** DIRECTIONS FOR THIS TASK **
Each entry below is to be duplicated verbatim.

[Records from a dataset]
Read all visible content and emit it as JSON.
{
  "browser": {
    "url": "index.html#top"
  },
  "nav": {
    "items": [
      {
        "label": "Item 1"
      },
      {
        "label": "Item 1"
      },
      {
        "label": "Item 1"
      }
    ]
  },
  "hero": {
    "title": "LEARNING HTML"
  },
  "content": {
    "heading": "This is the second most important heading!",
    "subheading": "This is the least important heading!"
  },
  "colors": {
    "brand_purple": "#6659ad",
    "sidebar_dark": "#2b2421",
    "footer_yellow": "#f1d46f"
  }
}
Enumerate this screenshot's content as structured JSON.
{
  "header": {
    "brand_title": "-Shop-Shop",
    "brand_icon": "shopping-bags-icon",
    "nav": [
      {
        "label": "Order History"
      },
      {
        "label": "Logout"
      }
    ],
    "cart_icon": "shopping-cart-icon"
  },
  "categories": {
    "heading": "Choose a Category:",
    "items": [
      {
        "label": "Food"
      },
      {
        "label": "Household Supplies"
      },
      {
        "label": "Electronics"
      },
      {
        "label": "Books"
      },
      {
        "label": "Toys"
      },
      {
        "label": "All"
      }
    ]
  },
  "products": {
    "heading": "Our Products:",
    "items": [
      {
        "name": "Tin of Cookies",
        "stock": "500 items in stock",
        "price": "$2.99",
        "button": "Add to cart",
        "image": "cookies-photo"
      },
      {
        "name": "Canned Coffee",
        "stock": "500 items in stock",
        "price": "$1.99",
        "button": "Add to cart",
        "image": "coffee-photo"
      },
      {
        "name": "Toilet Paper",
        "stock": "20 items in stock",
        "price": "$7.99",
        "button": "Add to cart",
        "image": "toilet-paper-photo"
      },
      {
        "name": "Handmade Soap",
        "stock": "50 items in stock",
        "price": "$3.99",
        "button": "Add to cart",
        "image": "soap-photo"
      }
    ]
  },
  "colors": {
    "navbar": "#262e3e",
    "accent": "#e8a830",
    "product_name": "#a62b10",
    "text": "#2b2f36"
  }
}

** EXERCISE RESPONSE **
Read all visible content and emit it as JSON.
{
  "browser": {
    "url": "index.html#top"
  },
  "nav": {
    "items": [
      {
        "label": "Item 1"
      },
      {
        "label": "Item 1"
      },
      {
        "label": "Item 1"
      }
    ]
  },
  "hero": {
    "title": "LEARNING HTML"
  },
  "content": {
    "heading": "This is the second most important heading!",
    "subheading": "This is the least important heading!"
  },
  "colors": {
    "brand_purple": "#6659ad",
    "sidebar_dark": "#2b2421",
    "footer_yellow": "#f1d46f"
  }
}
Enumerate this screenshot's content as structured JSON.
{
  "header": {
    "brand_title": "-Shop-Shop",
    "brand_icon": "shopping-bags-icon",
    "nav": [
      {
        "label": "Order History"
      },
      {
        "label": "Logout"
      }
    ],
    "cart_icon": "shopping-cart-icon"
  },
  "categories": {
    "heading": "Choose a Category:",
    "items": [
      {
        "label": "Food"
      },
      {
        "label": "Household Supplies"
      },
      {
        "label": "Electronics"
      },
      {
        "label": "Books"
      },
      {
        "label": "Toys"
      },
      {
        "label": "All"
      }
    ]
  },
  "products": {
    "heading": "Our Products:",
    "items": [
      {
        "name": "Tin of Cookies",
        "stock": "500 items in stock",
        "price": "$2.99",
        "button": "Add to cart",
        "image": "cookies-photo"
      },
      {
        "name": "Canned Coffee",
        "stock": "500 items in stock",
        "price": "$1.99",
        "button": "Add to cart",
        "image": "coffee-photo"
      },
      {
        "name": "Toilet Paper",
        "stock": "20 items in stock",
        "price": "$7.99",
        "button": "Add to cart",
        "image": "toilet-paper-photo"
      },
      {
        "name": "Handmade Soap",
        "stock": "50 items in stock",
        "price": "$3.99",
        "button": "Add to cart",
        "image": "soap-photo"
      }
    ]
  },
  "colors": {
    "navbar": "#262e3e",
    "accent": "#e8a830",
    "product_name": "#a62b10",
    "text": "#2b2f36"
  }
}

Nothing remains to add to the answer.